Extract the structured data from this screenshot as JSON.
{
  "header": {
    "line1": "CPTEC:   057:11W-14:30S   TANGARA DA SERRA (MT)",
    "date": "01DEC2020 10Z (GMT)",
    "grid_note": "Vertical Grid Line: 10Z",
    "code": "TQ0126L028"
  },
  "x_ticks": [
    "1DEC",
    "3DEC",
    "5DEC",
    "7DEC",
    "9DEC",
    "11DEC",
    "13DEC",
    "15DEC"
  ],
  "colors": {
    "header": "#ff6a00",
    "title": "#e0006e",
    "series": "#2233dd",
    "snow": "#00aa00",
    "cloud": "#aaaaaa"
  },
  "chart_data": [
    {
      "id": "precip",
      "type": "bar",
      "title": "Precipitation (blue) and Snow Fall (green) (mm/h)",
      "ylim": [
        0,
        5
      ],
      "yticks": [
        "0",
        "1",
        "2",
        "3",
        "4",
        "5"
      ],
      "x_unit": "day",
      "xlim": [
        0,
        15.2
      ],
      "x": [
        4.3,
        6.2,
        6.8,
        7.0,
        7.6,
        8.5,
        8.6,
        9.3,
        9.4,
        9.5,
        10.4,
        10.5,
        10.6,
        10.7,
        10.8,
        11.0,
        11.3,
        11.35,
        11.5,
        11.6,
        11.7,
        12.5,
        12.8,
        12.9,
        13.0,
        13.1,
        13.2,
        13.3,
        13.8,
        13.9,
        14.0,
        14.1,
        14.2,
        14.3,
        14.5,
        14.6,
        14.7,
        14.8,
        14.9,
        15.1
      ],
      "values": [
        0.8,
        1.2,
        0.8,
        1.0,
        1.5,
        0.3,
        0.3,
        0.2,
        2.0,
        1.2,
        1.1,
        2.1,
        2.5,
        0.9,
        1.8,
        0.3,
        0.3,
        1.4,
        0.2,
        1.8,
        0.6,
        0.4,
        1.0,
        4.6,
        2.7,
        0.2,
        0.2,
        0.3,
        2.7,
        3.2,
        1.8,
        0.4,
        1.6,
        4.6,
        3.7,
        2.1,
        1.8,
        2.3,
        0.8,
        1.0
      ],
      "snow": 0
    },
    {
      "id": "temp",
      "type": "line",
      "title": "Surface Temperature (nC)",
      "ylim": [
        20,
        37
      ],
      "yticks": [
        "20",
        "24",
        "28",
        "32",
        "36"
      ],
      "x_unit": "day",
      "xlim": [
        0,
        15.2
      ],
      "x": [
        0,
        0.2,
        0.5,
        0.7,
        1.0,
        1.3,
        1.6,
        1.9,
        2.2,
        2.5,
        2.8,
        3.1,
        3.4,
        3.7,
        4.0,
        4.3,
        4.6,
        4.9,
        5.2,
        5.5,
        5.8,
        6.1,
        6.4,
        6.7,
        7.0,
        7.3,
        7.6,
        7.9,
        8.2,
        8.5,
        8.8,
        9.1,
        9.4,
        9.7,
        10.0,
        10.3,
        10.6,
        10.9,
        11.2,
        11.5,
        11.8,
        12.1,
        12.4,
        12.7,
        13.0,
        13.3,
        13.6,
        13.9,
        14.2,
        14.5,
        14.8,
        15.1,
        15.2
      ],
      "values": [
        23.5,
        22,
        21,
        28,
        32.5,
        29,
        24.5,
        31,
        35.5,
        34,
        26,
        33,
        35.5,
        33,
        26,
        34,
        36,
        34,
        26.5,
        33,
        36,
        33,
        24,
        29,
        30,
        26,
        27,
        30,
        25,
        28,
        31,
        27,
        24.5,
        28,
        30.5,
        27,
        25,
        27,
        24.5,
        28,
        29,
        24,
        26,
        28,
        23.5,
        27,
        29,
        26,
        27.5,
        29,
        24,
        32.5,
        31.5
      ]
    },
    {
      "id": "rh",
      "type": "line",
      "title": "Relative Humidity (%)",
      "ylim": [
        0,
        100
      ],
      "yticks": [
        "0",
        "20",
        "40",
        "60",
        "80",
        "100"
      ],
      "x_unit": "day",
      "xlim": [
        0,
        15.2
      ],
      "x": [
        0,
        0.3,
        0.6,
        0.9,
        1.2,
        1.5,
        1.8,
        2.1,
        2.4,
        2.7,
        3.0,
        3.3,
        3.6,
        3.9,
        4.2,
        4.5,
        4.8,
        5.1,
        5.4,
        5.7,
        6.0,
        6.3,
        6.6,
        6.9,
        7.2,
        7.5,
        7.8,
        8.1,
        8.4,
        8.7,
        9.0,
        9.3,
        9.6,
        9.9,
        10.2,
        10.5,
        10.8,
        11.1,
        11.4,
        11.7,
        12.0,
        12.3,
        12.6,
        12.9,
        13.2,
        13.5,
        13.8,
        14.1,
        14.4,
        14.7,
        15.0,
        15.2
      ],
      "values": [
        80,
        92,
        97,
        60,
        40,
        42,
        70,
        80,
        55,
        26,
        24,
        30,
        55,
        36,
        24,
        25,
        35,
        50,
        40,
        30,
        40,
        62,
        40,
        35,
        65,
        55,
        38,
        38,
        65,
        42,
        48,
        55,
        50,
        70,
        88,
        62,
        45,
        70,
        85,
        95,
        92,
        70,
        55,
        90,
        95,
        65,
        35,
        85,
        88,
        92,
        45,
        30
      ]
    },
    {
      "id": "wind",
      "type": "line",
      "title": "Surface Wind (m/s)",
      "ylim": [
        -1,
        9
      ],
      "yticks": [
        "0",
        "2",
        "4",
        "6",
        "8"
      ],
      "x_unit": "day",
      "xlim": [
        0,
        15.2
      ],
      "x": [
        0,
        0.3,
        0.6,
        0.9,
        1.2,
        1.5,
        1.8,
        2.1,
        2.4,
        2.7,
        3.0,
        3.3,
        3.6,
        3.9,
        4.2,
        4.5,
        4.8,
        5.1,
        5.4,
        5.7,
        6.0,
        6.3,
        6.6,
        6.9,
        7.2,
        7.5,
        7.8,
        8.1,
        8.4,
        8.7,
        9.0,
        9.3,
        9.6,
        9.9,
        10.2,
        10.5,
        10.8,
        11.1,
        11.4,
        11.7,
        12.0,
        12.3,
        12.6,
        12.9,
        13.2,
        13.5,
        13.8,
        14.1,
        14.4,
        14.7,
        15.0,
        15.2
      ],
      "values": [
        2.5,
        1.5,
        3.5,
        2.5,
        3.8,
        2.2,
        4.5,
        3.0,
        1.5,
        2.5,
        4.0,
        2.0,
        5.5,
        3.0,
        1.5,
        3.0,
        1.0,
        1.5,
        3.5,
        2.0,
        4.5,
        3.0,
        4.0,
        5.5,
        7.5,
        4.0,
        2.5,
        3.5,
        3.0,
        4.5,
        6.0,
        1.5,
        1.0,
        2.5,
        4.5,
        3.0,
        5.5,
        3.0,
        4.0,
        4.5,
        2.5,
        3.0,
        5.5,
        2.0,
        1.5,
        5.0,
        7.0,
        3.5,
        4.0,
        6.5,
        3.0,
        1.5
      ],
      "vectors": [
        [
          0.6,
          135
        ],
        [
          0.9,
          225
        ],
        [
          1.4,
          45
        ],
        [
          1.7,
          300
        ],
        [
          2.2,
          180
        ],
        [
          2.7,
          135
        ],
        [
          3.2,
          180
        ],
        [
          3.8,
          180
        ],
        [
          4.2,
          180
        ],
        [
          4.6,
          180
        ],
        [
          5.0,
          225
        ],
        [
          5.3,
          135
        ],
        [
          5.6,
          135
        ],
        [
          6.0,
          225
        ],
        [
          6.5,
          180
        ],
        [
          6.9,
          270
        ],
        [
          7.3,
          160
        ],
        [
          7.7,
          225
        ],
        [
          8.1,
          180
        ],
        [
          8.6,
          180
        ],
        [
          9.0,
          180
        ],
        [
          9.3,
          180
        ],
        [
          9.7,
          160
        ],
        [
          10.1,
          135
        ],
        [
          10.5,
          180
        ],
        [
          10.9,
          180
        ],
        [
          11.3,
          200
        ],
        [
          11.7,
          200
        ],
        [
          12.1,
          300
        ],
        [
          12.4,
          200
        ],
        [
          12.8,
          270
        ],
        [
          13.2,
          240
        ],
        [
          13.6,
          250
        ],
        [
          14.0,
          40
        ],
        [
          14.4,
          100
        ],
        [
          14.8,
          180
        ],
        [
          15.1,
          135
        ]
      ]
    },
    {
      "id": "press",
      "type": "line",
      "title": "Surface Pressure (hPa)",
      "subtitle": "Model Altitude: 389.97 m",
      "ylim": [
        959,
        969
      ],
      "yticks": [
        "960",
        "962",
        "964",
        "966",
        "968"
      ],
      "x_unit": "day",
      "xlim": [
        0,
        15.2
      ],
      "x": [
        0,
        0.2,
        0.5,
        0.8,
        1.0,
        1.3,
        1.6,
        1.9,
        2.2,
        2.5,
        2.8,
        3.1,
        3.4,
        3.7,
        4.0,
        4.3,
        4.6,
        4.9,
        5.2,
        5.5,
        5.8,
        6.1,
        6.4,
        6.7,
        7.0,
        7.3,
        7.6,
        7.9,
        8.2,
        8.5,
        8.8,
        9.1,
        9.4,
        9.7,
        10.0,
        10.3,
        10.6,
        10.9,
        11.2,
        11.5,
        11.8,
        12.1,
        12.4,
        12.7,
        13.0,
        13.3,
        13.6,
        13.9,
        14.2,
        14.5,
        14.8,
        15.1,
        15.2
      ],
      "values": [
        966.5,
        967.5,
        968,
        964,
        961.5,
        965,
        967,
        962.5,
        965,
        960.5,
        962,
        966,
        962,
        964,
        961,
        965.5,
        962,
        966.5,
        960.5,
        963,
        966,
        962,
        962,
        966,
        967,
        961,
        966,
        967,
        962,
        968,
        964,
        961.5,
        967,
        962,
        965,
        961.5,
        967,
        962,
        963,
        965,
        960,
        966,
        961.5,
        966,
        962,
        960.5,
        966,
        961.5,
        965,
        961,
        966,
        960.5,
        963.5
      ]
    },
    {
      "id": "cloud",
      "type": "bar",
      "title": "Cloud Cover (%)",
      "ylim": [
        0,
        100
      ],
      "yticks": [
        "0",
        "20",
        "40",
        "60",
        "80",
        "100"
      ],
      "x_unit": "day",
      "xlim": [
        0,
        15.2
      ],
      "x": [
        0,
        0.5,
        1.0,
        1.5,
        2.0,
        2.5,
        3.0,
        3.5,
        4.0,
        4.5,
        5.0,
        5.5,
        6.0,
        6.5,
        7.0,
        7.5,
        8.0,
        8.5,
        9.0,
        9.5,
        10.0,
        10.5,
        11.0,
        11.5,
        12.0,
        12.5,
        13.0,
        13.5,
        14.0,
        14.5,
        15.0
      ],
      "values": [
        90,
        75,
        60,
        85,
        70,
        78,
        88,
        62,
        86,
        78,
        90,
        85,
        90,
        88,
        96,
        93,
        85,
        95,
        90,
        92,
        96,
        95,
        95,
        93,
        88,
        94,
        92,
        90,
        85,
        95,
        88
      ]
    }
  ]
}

> **Task directions**
Return each line of the listing that holds the string "Surface".

> **Worked solution**
      "title": "Surface Temperature (nC)",
      "title": "Surface Wind (m/s)",
      "title": "Surface Pressure (hPa)",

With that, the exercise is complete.